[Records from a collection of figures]
########################################
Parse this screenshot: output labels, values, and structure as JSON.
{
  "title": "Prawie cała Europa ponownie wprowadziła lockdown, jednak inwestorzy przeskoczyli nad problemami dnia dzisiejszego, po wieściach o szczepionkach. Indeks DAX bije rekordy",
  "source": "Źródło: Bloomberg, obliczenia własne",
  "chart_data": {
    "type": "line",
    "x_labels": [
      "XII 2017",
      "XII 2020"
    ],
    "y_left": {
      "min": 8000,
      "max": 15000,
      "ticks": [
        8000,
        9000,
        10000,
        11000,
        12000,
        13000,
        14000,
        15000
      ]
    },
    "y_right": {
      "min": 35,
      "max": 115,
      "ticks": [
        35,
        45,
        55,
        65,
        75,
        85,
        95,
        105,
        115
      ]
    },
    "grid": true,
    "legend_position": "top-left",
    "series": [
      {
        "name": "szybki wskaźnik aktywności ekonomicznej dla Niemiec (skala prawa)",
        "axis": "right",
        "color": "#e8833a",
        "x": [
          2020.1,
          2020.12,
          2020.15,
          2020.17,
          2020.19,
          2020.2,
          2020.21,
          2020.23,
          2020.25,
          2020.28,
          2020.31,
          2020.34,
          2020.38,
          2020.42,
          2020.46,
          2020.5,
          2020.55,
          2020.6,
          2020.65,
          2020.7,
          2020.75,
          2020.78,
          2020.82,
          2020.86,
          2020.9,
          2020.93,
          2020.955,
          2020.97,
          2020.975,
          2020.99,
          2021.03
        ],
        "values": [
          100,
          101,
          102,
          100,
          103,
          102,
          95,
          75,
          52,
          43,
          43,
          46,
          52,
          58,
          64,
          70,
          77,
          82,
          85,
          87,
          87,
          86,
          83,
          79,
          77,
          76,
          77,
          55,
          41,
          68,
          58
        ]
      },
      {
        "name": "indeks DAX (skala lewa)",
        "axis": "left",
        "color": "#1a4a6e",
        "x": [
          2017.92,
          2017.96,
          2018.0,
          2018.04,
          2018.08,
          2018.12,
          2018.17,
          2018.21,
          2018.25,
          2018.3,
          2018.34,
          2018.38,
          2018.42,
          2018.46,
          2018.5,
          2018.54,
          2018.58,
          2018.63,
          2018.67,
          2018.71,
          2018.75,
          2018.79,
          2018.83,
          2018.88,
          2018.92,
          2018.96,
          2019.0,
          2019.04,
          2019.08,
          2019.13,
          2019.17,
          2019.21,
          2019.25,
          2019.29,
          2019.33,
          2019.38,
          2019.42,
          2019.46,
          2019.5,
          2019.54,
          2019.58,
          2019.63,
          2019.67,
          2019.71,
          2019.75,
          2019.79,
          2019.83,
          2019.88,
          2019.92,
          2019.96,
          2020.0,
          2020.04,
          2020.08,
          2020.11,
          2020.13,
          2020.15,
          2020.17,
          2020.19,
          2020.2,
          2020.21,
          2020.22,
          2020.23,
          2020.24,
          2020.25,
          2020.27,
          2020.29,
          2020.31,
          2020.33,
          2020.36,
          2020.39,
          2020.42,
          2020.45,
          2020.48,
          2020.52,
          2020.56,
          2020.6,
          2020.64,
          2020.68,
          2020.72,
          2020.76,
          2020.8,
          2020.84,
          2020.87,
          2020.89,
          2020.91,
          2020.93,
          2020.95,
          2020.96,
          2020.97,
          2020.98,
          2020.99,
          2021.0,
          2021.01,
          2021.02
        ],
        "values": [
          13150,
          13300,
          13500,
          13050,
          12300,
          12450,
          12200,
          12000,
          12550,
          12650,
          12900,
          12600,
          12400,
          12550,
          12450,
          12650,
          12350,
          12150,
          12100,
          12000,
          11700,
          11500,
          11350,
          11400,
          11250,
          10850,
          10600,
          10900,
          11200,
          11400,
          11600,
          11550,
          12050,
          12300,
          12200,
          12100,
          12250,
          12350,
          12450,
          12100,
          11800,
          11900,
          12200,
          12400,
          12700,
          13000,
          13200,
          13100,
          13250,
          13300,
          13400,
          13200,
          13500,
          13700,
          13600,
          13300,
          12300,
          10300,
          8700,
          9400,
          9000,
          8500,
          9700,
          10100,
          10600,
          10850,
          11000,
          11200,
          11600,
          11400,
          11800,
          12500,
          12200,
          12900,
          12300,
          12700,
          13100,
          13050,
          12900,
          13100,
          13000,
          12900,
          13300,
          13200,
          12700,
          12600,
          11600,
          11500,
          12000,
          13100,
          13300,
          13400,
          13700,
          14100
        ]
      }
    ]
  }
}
########################################
**What to produce:** Repeat the material from above exactly, word for word.

**Exercise solution:**
Parse this screenshot: output labels, values, and structure as JSON.
{
  "title": "Prawie cała Europa ponownie wprowadziła lockdown, jednak inwestorzy przeskoczyli nad problemami dnia dzisiejszego, po wieściach o szczepionkach. Indeks DAX bije rekordy",
  "source": "Źródło: Bloomberg, obliczenia własne",
  "chart_data": {
    "type": "line",
    "x_labels": [
      "XII 2017",
      "XII 2020"
    ],
    "y_left": {
      "min": 8000,
      "max": 15000,
      "ticks": [
        8000,
        9000,
        10000,
        11000,
        12000,
        13000,
        14000,
        15000
      ]
    },
    "y_right": {
      "min": 35,
      "max": 115,
      "ticks": [
        35,
        45,
        55,
        65,
        75,
        85,
        95,
        105,
        115
      ]
    },
    "grid": true,
    "legend_position": "top-left",
    "series": [
      {
        "name": "szybki wskaźnik aktywności ekonomicznej dla Niemiec (skala prawa)",
        "axis": "right",
        "color": "#e8833a",
        "x": [
          2020.1,
          2020.12,
          2020.15,
          2020.17,
          2020.19,
          2020.2,
          2020.21,
          2020.23,
          2020.25,
          2020.28,
          2020.31,
          2020.34,
          2020.38,
          2020.42,
          2020.46,
          2020.5,
          2020.55,
          2020.6,
          2020.65,
          2020.7,
          2020.75,
          2020.78,
          2020.82,
          2020.86,
          2020.9,
          2020.93,
          2020.955,
          2020.97,
          2020.975,
          2020.99,
          2021.03
        ],
        "values": [
          100,
          101,
          102,
          100,
          103,
          102,
          95,
          75,
          52,
          43,
          43,
          46,
          52,
          58,
          64,
          70,
          77,
          82,
          85,
          87,
          87,
          86,
          83,
          79,
          77,
          76,
          77,
          55,
          41,
          68,
          58
        ]
      },
      {
        "name": "indeks DAX (skala lewa)",
        "axis": "left",
        "color": "#1a4a6e",
        "x": [
          2017.92,
          2017.96,
          2018.0,
          2018.04,
          2018.08,
          2018.12,
          2018.17,
          2018.21,
          2018.25,
          2018.3,
          2018.34,
          2018.38,
          2018.42,
          2018.46,
          2018.5,
          2018.54,
          2018.58,
          2018.63,
          2018.67,
          2018.71,
          2018.75,
          2018.79,
          2018.83,
          2018.88,
          2018.92,
          2018.96,
          2019.0,
          2019.04,
          2019.08,
          2019.13,
          2019.17,
          2019.21,
          2019.25,
          2019.29,
          2019.33,
          2019.38,
          2019.42,
          2019.46,
          2019.5,
          2019.54,
          2019.58,
          2019.63,
          2019.67,
          2019.71,
          2019.75,
          2019.79,
          2019.83,
          2019.88,
          2019.92,
          2019.96,
          2020.0,
          2020.04,
          2020.08,
          2020.11,
          2020.13,
          2020.15,
          2020.17,
          2020.19,
          2020.2,
          2020.21,
          2020.22,
          2020.23,
          2020.24,
          2020.25,
          2020.27,
          2020.29,
          2020.31,
          2020.33,
          2020.36,
          2020.39,
          2020.42,
          2020.45,
          2020.48,
          2020.52,
          2020.56,
          2020.6,
          2020.64,
          2020.68,
          2020.72,
          2020.76,
          2020.8,
          2020.84,
          2020.87,
          2020.89,
          2020.91,
          2020.93,
          2020.95,
          2020.96,
          2020.97,
          2020.98,
          2020.99,
          2021.0,
          2021.01,
          2021.02
        ],
        "values": [
          13150,
          13300,
          13500,
          13050,
          12300,
          12450,
          12200,
          12000,
          12550,
          12650,
          12900,
          12600,
          12400,
          12550,
          12450,
          12650,
          12350,
          12150,
          12100,
          12000,
          11700,
          11500,
          11350,
          11400,
          11250,
          10850,
          10600,
          10900,
          11200,
          11400,
          11600,
          11550,
          12050,
          12300,
          12200,
          12100,
          12250,
          12350,
          12450,
          12100,
          11800,
          11900,
          12200,
          12400,
          12700,
          13000,
          13200,
          13100,
          13250,
          13300,
          13400,
          13200,
          13500,
          13700,
          13600,
          13300,
          12300,
          10300,
          8700,
          9400,
          9000,
          8500,
          9700,
          10100,
          10600,
          10850,
          11000,
          11200,
          11600,
          11400,
          11800,
          12500,
          12200,
          12900,
          12300,
          12700,
          13100,
          13050,
          12900,
          13100,
          13000,
          12900,
          13300,
          13200,
          12700,
          12600,
          11600,
          11500,
          12000,
          13100,
          13300,
          13400,
          13700,
          14100
        ]
      }
    ]
  }
}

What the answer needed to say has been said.